◆ Aim of the task: Copy every line of the listing below word for word, without any changes.

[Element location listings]
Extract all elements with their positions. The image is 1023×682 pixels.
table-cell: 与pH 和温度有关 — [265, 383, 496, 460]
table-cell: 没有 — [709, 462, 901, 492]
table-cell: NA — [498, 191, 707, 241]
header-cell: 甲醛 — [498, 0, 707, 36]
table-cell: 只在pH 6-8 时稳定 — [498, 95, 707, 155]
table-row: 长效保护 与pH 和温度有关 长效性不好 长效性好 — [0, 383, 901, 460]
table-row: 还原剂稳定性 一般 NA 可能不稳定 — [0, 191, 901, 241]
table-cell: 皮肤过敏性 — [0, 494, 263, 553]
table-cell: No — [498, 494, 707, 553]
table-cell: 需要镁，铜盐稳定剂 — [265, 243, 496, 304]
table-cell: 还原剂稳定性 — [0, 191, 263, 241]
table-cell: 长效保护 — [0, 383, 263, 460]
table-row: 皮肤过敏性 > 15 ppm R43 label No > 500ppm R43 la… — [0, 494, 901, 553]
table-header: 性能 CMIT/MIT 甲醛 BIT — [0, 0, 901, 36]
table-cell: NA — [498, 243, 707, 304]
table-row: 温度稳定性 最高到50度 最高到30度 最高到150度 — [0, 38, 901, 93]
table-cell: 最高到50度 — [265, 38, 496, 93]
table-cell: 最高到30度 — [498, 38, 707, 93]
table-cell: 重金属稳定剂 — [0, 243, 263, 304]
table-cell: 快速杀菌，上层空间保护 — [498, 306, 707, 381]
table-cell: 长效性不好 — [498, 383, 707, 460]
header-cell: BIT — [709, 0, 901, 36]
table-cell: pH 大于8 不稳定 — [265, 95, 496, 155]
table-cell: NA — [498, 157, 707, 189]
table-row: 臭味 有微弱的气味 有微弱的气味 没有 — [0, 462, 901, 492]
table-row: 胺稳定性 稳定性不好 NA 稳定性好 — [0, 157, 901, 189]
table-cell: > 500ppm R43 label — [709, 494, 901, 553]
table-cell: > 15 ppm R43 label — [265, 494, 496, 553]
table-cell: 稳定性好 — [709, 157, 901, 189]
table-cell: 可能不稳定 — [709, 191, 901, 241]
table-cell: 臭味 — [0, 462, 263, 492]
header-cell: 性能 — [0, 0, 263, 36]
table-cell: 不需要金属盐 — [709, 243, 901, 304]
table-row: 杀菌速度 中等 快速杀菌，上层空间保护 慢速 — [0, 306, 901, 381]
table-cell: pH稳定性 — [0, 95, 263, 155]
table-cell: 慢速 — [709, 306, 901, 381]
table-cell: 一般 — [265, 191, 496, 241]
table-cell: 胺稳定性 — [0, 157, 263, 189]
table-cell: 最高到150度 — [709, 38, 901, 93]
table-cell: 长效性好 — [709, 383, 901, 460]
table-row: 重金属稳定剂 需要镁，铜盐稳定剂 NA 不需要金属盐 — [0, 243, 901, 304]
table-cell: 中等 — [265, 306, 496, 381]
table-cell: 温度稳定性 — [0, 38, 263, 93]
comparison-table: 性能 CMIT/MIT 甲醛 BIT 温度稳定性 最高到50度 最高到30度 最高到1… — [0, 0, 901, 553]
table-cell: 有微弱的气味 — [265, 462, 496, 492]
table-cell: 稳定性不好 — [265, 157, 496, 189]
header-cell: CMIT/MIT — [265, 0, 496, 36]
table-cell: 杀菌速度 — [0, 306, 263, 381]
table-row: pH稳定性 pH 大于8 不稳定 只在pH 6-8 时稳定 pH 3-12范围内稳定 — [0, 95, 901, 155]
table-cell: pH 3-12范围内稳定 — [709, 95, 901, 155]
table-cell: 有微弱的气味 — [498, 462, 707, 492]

◆ Result of the task:
Extract all elements with their positions. The image is 1023×682 pixels.
table-cell: 与pH 和温度有关 — [265, 383, 496, 460]
table-cell: 没有 — [709, 462, 901, 492]
table-cell: NA — [498, 191, 707, 241]
header-cell: 甲醛 — [498, 0, 707, 36]
table-cell: 只在pH 6-8 时稳定 — [498, 95, 707, 155]
table-row: 长效保护 与pH 和温度有关 长效性不好 长效性好 — [0, 383, 901, 460]
table-row: 还原剂稳定性 一般 NA 可能不稳定 — [0, 191, 901, 241]
table-cell: 皮肤过敏性 — [0, 494, 263, 553]
table-cell: No — [498, 494, 707, 553]
table-cell: 需要镁，铜盐稳定剂 — [265, 243, 496, 304]
table-cell: 还原剂稳定性 — [0, 191, 263, 241]
table-cell: 长效保护 — [0, 383, 263, 460]
table-row: 皮肤过敏性 > 15 ppm R43 label No > 500ppm R43 la… — [0, 494, 901, 553]
table-header: 性能 CMIT/MIT 甲醛 BIT — [0, 0, 901, 36]
table-cell: NA — [498, 243, 707, 304]
table-row: 温度稳定性 最高到50度 最高到30度 最高到150度 — [0, 38, 901, 93]
table-cell: 最高到50度 — [265, 38, 496, 93]
table-cell: 最高到30度 — [498, 38, 707, 93]
table-cell: 重金属稳定剂 — [0, 243, 263, 304]
table-cell: 快速杀菌，上层空间保护 — [498, 306, 707, 381]
table-cell: 长效性不好 — [498, 383, 707, 460]
header-cell: BIT — [709, 0, 901, 36]
table-cell: pH 大于8 不稳定 — [265, 95, 496, 155]
table-cell: NA — [498, 157, 707, 189]
table-row: 臭味 有微弱的气味 有微弱的气味 没有 — [0, 462, 901, 492]
table-row: 胺稳定性 稳定性不好 NA 稳定性好 — [0, 157, 901, 189]
table-cell: > 500ppm R43 label — [709, 494, 901, 553]
table-cell: > 15 ppm R43 label — [265, 494, 496, 553]
table-cell: 稳定性好 — [709, 157, 901, 189]
table-cell: 可能不稳定 — [709, 191, 901, 241]
table-cell: 臭味 — [0, 462, 263, 492]
header-cell: 性能 — [0, 0, 263, 36]
table-cell: 不需要金属盐 — [709, 243, 901, 304]
table-row: 杀菌速度 中等 快速杀菌，上层空间保护 慢速 — [0, 306, 901, 381]
table-cell: pH稳定性 — [0, 95, 263, 155]
table-cell: 慢速 — [709, 306, 901, 381]
table-cell: 一般 — [265, 191, 496, 241]
table-cell: 胺稳定性 — [0, 157, 263, 189]
table-cell: 最高到150度 — [709, 38, 901, 93]
table-cell: 长效性好 — [709, 383, 901, 460]
table-row: 重金属稳定剂 需要镁，铜盐稳定剂 NA 不需要金属盐 — [0, 243, 901, 304]
table-cell: 中等 — [265, 306, 496, 381]
table-cell: 温度稳定性 — [0, 38, 263, 93]
comparison-table: 性能 CMIT/MIT 甲醛 BIT 温度稳定性 最高到50度 最高到30度 最高到1… — [0, 0, 901, 553]
table-cell: 有微弱的气味 — [265, 462, 496, 492]
table-cell: 稳定性不好 — [265, 157, 496, 189]
header-cell: CMIT/MIT — [265, 0, 496, 36]
table-cell: 杀菌速度 — [0, 306, 263, 381]
table-row: pH稳定性 pH 大于8 不稳定 只在pH 6-8 时稳定 pH 3-12范围内稳定 — [0, 95, 901, 155]
table-cell: pH 3-12范围内稳定 — [709, 95, 901, 155]
table-cell: 有微弱的气味 — [498, 462, 707, 492]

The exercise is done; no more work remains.